++++ Source data ++++

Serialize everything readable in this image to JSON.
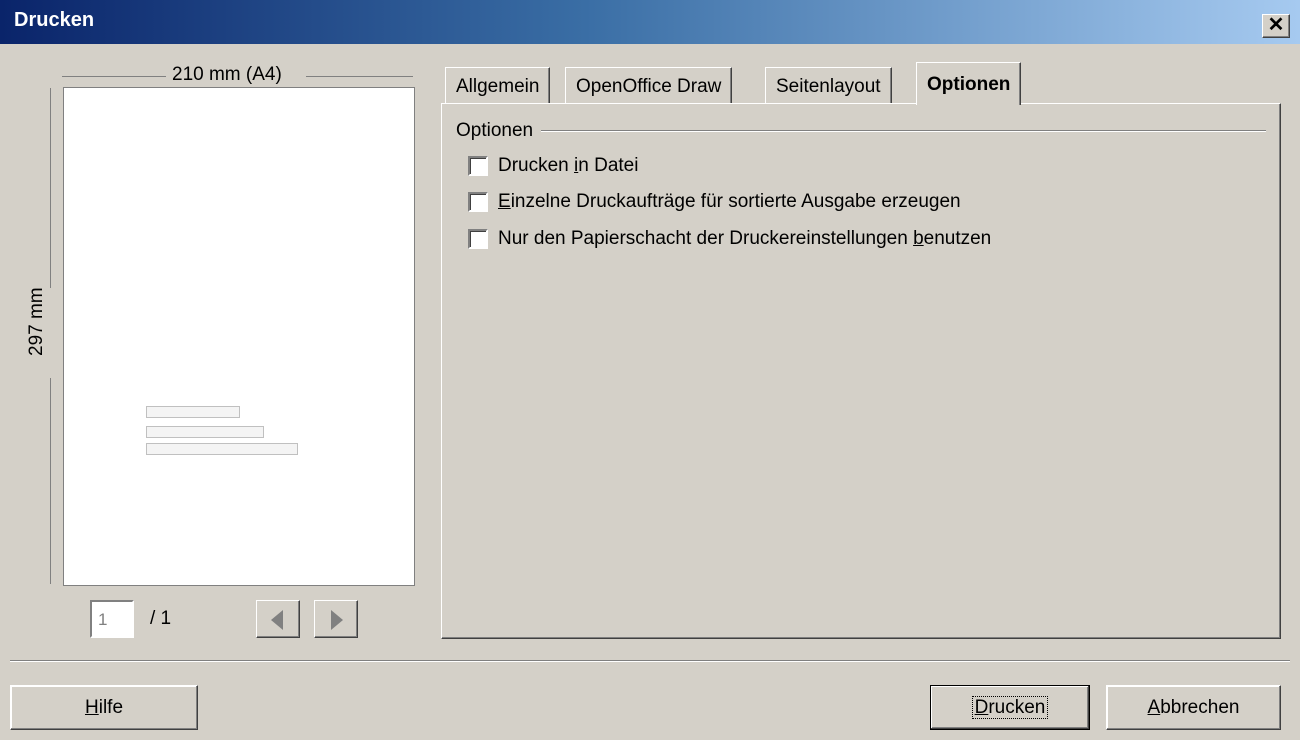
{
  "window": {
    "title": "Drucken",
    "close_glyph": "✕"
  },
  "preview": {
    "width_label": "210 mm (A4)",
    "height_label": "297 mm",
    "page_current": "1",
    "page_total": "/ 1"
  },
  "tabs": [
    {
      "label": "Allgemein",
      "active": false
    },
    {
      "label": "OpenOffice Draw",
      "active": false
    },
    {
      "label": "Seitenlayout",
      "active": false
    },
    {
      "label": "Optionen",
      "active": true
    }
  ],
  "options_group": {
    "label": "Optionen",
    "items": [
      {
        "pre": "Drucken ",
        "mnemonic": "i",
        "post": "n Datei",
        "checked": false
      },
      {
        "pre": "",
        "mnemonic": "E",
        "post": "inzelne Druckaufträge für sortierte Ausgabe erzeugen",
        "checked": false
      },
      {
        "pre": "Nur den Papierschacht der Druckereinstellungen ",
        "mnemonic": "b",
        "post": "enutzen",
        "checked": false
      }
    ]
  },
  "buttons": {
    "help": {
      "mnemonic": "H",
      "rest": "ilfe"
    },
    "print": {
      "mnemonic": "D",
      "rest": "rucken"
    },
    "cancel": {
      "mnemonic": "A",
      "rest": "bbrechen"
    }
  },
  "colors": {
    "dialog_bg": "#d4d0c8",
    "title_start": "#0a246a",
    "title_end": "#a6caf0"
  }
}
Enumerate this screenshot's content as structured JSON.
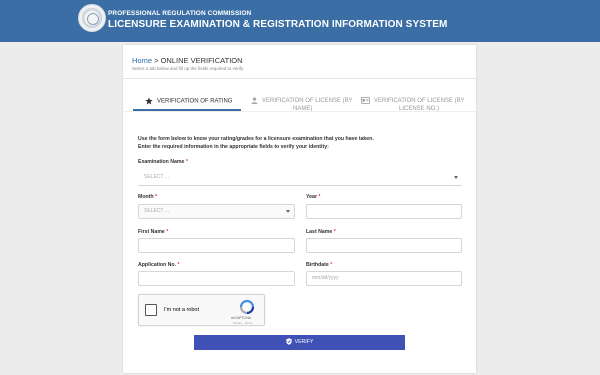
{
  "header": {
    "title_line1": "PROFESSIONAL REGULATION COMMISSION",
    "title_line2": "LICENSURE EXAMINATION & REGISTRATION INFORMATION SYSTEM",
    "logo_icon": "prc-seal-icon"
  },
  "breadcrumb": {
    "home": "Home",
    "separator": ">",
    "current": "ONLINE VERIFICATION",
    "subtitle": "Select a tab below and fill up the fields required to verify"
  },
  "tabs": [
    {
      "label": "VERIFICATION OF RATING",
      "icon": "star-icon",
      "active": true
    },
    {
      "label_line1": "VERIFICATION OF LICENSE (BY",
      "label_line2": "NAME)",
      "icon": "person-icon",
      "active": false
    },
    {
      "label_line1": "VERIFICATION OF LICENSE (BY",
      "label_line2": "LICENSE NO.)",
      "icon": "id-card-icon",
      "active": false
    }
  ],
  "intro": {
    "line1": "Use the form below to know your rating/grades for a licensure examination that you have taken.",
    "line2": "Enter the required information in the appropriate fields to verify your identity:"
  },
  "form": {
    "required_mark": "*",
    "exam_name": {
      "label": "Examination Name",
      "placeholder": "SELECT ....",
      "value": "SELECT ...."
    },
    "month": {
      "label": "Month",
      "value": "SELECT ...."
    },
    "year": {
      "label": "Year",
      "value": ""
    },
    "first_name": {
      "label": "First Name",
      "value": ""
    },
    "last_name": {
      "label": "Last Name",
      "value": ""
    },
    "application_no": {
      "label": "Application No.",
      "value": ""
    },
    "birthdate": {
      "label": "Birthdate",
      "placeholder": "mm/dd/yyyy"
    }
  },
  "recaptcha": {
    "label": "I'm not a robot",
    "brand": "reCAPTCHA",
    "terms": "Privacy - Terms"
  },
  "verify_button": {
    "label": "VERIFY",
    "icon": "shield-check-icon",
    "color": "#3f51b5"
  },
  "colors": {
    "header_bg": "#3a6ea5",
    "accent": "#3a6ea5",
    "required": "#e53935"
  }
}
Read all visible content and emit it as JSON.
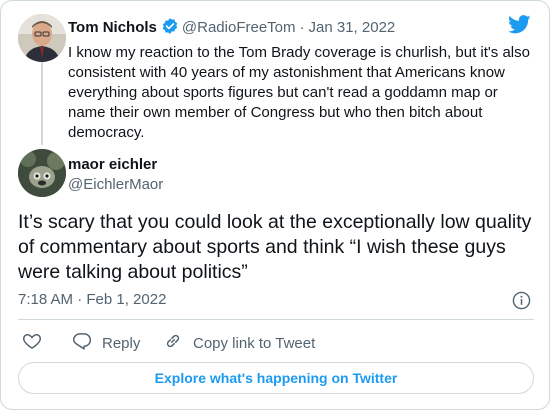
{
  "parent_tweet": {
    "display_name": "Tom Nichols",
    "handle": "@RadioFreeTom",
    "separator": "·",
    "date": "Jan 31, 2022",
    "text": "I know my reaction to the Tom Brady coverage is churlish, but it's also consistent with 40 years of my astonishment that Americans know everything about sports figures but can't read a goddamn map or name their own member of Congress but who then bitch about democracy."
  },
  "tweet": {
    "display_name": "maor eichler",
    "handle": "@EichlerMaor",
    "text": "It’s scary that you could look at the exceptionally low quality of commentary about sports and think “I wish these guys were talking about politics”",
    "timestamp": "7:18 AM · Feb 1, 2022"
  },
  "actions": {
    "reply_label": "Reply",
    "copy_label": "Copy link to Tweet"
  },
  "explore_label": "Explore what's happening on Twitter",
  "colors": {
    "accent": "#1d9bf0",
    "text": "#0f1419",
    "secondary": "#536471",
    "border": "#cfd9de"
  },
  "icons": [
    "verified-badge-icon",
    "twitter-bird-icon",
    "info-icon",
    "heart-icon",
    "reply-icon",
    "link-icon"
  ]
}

++++

### Required task
Using the listing above, locate the lines that hold "your" and copy each one.

### Task answer
    "line1": "Use the form below to know your rating/grades for a licensure examination that you have taken.",
    "line2": "Enter the required information in the appropriate fields to verify your identity:"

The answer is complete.